### What you have to do
Look through the listing below and give the number of lines that hold "Disturb". Say nothing more.

═══ Given data ═══

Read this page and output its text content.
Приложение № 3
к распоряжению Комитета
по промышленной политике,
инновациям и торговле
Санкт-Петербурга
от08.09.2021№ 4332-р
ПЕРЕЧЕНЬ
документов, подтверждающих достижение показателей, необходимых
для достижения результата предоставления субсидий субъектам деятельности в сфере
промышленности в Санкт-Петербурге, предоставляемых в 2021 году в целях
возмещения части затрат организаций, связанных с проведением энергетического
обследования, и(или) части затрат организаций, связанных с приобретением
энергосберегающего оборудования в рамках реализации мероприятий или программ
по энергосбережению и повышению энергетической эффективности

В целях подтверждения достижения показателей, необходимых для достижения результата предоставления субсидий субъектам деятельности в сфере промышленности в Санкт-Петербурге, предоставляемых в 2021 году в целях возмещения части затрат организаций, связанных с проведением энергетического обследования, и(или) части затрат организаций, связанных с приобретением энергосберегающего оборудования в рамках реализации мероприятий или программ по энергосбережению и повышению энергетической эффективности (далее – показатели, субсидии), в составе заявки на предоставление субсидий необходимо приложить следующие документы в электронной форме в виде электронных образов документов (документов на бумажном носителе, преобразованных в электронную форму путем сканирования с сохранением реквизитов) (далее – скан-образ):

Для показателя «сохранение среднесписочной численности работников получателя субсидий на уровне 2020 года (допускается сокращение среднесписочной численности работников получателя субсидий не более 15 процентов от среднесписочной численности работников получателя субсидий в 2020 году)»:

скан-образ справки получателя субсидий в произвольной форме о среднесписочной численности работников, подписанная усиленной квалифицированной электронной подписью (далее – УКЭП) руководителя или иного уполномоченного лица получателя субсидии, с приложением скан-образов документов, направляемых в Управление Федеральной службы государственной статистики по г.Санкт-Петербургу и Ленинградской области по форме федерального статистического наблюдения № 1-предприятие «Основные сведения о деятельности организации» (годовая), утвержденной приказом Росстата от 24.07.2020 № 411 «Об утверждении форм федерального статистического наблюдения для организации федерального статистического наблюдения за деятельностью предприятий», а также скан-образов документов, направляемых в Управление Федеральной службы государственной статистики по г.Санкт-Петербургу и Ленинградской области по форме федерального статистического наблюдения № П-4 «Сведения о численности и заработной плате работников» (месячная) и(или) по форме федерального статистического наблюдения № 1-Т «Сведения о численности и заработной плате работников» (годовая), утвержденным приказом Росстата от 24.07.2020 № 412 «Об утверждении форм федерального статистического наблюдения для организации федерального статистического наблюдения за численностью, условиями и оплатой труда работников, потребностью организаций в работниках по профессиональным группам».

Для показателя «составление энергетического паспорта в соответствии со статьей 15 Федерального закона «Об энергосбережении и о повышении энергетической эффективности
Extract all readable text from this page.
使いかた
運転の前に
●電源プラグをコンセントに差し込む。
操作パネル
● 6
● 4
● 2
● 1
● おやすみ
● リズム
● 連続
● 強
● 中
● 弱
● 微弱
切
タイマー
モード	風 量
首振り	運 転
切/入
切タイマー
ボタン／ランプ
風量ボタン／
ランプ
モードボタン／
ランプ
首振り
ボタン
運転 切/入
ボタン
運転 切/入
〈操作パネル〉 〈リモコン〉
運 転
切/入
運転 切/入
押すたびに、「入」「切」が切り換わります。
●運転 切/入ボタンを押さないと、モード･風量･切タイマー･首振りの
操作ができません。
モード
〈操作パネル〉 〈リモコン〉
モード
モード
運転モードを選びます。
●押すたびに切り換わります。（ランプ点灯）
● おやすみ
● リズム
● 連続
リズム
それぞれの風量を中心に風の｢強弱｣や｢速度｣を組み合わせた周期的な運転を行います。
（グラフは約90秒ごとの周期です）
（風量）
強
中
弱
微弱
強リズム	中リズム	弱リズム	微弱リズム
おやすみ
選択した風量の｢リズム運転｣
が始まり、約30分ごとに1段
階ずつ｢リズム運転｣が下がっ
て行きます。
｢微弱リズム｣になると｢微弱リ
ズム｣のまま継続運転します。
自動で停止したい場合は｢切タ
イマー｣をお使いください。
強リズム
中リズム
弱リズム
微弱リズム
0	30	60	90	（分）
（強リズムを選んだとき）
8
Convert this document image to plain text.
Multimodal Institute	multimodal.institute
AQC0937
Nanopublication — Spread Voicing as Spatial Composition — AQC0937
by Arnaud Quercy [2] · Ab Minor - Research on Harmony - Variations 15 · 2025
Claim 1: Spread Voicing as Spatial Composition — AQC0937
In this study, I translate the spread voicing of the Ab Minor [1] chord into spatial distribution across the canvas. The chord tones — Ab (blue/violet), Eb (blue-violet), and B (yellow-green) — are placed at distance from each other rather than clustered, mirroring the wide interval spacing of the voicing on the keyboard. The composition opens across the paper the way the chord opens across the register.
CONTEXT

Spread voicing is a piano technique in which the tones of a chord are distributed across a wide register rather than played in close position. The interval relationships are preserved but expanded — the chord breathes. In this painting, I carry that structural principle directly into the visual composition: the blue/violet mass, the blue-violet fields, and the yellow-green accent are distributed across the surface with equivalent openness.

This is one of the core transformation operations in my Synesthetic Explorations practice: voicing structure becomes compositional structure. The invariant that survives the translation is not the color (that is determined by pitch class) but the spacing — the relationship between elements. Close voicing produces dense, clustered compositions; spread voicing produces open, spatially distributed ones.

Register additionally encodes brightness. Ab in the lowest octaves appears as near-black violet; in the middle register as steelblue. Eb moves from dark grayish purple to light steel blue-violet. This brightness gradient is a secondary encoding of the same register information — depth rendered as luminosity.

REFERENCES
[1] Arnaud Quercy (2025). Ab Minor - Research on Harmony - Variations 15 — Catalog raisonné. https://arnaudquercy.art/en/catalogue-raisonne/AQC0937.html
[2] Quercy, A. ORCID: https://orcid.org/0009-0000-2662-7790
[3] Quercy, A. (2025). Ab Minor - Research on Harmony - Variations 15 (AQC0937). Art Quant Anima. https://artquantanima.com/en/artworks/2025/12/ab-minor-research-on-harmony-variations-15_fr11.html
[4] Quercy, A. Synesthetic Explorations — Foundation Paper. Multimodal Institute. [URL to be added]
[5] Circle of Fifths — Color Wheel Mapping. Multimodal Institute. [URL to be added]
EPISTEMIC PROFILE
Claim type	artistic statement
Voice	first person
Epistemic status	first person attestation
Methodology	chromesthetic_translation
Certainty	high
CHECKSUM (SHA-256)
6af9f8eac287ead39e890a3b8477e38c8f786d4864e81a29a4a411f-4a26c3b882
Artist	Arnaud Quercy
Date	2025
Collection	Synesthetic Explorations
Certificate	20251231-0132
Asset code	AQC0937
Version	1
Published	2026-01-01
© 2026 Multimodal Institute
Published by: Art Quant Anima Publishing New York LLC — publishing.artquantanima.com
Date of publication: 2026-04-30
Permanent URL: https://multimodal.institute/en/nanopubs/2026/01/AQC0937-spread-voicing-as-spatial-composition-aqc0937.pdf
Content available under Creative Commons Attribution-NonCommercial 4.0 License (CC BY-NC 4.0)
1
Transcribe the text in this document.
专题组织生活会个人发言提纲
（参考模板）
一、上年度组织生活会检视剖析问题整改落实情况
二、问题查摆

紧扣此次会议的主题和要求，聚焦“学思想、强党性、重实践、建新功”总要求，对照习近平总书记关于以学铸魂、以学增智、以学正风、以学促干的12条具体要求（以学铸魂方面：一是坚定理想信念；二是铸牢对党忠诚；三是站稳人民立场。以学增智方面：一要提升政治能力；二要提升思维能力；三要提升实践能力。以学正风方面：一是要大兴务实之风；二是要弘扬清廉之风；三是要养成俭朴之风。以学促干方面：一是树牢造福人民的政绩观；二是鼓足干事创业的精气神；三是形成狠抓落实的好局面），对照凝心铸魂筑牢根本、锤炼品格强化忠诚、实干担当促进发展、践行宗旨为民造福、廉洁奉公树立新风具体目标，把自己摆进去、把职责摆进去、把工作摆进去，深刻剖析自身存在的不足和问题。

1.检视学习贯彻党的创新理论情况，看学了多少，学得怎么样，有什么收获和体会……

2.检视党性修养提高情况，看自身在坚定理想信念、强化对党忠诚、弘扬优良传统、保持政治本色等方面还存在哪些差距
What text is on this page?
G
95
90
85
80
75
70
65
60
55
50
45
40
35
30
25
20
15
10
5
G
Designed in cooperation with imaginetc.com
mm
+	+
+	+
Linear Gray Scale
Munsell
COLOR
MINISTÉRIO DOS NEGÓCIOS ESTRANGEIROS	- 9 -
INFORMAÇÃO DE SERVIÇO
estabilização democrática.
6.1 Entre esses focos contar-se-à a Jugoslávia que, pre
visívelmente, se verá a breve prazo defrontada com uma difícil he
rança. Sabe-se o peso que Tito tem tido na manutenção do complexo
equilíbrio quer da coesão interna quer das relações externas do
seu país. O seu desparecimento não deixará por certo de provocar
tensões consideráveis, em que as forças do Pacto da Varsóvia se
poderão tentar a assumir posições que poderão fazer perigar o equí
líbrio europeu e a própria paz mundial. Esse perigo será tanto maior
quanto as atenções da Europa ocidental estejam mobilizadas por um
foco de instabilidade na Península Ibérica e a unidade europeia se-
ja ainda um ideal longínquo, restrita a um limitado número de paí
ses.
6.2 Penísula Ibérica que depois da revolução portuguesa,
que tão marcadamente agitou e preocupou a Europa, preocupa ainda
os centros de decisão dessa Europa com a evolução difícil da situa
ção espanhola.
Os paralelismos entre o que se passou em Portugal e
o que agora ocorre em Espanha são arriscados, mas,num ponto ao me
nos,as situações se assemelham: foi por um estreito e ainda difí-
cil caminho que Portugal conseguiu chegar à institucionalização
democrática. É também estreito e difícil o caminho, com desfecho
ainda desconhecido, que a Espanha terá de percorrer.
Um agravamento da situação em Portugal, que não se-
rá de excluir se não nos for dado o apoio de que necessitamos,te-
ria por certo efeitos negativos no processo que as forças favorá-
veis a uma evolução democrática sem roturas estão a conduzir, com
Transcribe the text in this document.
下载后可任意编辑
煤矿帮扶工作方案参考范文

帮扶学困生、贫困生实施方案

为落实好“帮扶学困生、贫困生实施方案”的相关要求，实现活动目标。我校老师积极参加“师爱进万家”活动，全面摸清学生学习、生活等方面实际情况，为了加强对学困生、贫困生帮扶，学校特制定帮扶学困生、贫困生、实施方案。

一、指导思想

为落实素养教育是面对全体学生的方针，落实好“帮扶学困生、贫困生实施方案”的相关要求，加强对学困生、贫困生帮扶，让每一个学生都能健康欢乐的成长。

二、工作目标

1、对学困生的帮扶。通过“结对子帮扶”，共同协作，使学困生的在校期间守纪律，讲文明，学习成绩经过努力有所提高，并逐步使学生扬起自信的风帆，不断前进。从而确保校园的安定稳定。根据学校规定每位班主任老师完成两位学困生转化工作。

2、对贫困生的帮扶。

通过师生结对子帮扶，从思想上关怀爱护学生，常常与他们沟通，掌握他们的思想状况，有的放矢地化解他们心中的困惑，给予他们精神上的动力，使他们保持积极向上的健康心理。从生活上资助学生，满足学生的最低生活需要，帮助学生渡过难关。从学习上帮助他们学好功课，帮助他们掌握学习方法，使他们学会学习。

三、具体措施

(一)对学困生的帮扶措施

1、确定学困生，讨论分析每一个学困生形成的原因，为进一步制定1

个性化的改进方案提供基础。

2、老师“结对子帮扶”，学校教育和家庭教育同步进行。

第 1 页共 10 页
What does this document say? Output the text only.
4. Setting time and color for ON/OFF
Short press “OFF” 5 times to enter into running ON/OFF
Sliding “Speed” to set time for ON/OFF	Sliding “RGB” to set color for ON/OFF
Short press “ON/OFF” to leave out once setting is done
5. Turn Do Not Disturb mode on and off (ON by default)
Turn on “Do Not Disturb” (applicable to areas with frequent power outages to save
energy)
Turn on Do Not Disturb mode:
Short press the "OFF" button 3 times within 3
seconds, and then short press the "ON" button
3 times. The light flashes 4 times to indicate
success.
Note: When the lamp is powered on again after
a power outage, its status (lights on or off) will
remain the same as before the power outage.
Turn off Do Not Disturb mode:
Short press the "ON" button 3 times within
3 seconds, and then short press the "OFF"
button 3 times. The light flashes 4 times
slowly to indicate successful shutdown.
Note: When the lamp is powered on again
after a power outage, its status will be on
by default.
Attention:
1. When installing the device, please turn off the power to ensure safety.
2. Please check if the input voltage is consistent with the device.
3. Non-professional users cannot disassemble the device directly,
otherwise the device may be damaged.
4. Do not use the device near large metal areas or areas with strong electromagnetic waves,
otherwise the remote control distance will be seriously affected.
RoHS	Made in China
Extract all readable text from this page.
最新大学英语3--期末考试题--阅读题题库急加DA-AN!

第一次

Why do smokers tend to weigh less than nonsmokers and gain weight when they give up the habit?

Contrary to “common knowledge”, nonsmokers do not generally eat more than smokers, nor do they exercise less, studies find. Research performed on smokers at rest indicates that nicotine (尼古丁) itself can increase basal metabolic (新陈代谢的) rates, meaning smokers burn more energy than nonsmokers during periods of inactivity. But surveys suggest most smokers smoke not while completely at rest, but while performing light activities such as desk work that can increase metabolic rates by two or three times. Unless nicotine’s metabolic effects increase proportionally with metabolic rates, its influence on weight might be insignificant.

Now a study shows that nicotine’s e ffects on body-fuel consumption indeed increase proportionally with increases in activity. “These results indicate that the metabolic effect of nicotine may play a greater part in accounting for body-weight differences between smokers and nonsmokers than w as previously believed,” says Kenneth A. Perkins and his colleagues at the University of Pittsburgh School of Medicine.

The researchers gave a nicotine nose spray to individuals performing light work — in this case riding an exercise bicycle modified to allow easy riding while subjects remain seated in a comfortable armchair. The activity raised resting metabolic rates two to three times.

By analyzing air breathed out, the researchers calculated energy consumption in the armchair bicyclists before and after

═══

### Answer
4